WHAT IS REQUIRED: Every record must be transcribed in its entirety, apart from the images, which are to be omitted.

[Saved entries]
______________________________
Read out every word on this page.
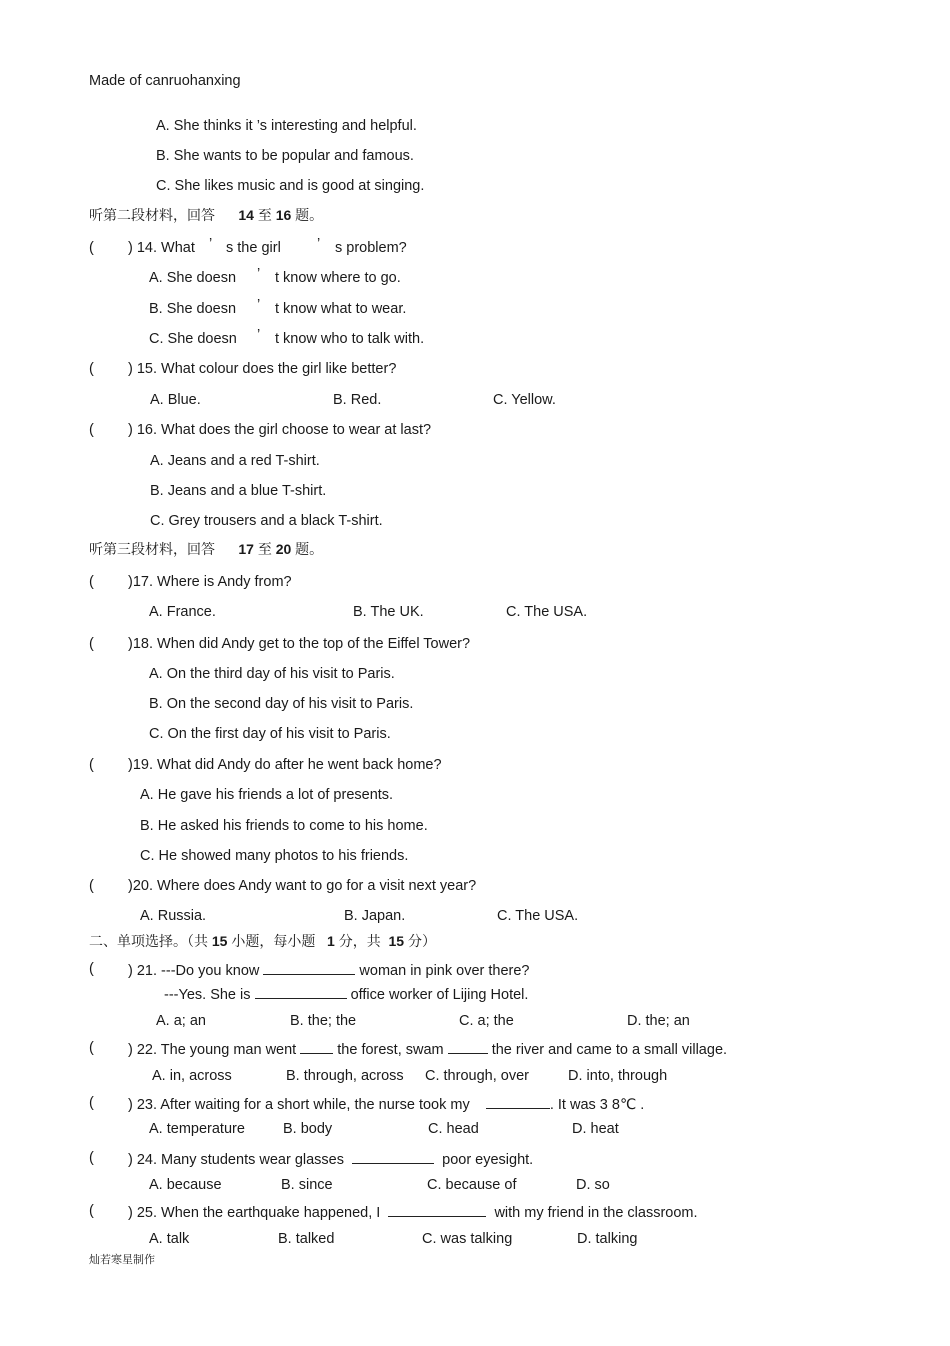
Made of canruohanxing
A. She thinks it ’s interesting and helpful.
B. She wants to be popular and famous.
C. She likes music and is good at singing.
听第二段材料，回答 14 至 16 题。
( ) 14. What ’ s the girl ’ s problem?
A. She doesn ’ t know where to go.
B. She doesn ’ t know what to wear.
C. She doesn ’ t know who to talk with.
( ) 15. What colour does the girl like better?
A. Blue.	B. Red.	C. Yellow.
( ) 16. What does the girl choose to wear at last?
A. Jeans and a red T-shirt.
B. Jeans and a blue T-shirt.
C. Grey trousers and a black T-shirt.
听第三段材料，回答 17 至 20 题。
( )17. Where is Andy from?
A. France.	B. The UK.	C. The USA.
( )18. When did Andy get to the top of the Eiffel Tower?
A. On the third day of his visit to Paris.
B. On the second day of his visit to Paris.
C. On the first day of his visit to Paris.
( )19. What did Andy do after he went back home?
A. He gave his friends a lot of presents.
B. He asked his friends to come to his home.
C. He showed many photos to his friends.
( )20. Where does Andy want to go for a visit next year?
A. Russia.	B. Japan.	C. The USA.
二、单项选择。（共 15 小题，每小题 1 分，共 15 分）
( ) 21. ---Do you know	woman in pink over there?
---Yes. She is	office worker of Lijing Hotel.
A. a; an	B. the; the	C. a; the	D. the; an
( ) 22. The young man went	the forest, swam	the river and came to a small village.
A. in, across	B. through, across C. through, over	D. into, through
( ) 23. After waiting for a short while, the nurse took my	. It was 3 8℃ .
A. temperature	B. body	C. head	D. heat
( ) 24. Many students wear glasses	poor eyesight.
A. because	B. since	C. because of	D. so
( ) 25. When the earthquake happened, I	with my friend in the classroom.
A. talk	B. talked	C. was talking	D. talking
灿若寒星制作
______________________________
EXERCISE RESULT:
Read out every word on this page.
Made of canruohanxing
A. She thinks it ’s interesting and helpful.
B. She wants to be popular and famous.
C. She likes music and is good at singing.
听第二段材料，回答 14 至 16 题。
( ) 14. What ’ s the girl ’ s problem?
A. She doesn ’ t know where to go.
B. She doesn ’ t know what to wear.
C. She doesn ’ t know who to talk with.
( ) 15. What colour does the girl like better?
A. Blue.	B. Red.	C. Yellow.
( ) 16. What does the girl choose to wear at last?
A. Jeans and a red T-shirt.
B. Jeans and a blue T-shirt.
C. Grey trousers and a black T-shirt.
听第三段材料，回答 17 至 20 题。
( )17. Where is Andy from?
A. France.	B. The UK.	C. The USA.
( )18. When did Andy get to the top of the Eiffel Tower?
A. On the third day of his visit to Paris.
B. On the second day of his visit to Paris.
C. On the first day of his visit to Paris.
( )19. What did Andy do after he went back home?
A. He gave his friends a lot of presents.
B. He asked his friends to come to his home.
C. He showed many photos to his friends.
( )20. Where does Andy want to go for a visit next year?
A. Russia.	B. Japan.	C. The USA.
二、单项选择。（共 15 小题，每小题 1 分，共 15 分）
( ) 21. ---Do you know	woman in pink over there?
---Yes. She is	office worker of Lijing Hotel.
A. a; an	B. the; the	C. a; the	D. the; an
( ) 22. The young man went	the forest, swam	the river and came to a small village.
A. in, across	B. through, across C. through, over	D. into, through
( ) 23. After waiting for a short while, the nurse took my	. It was 3 8℃ .
A. temperature	B. body	C. head	D. heat
( ) 24. Many students wear glasses	poor eyesight.
A. because	B. since	C. because of	D. so
( ) 25. When the earthquake happened, I	with my friend in the classroom.
A. talk	B. talked	C. was talking	D. talking
灿若寒星制作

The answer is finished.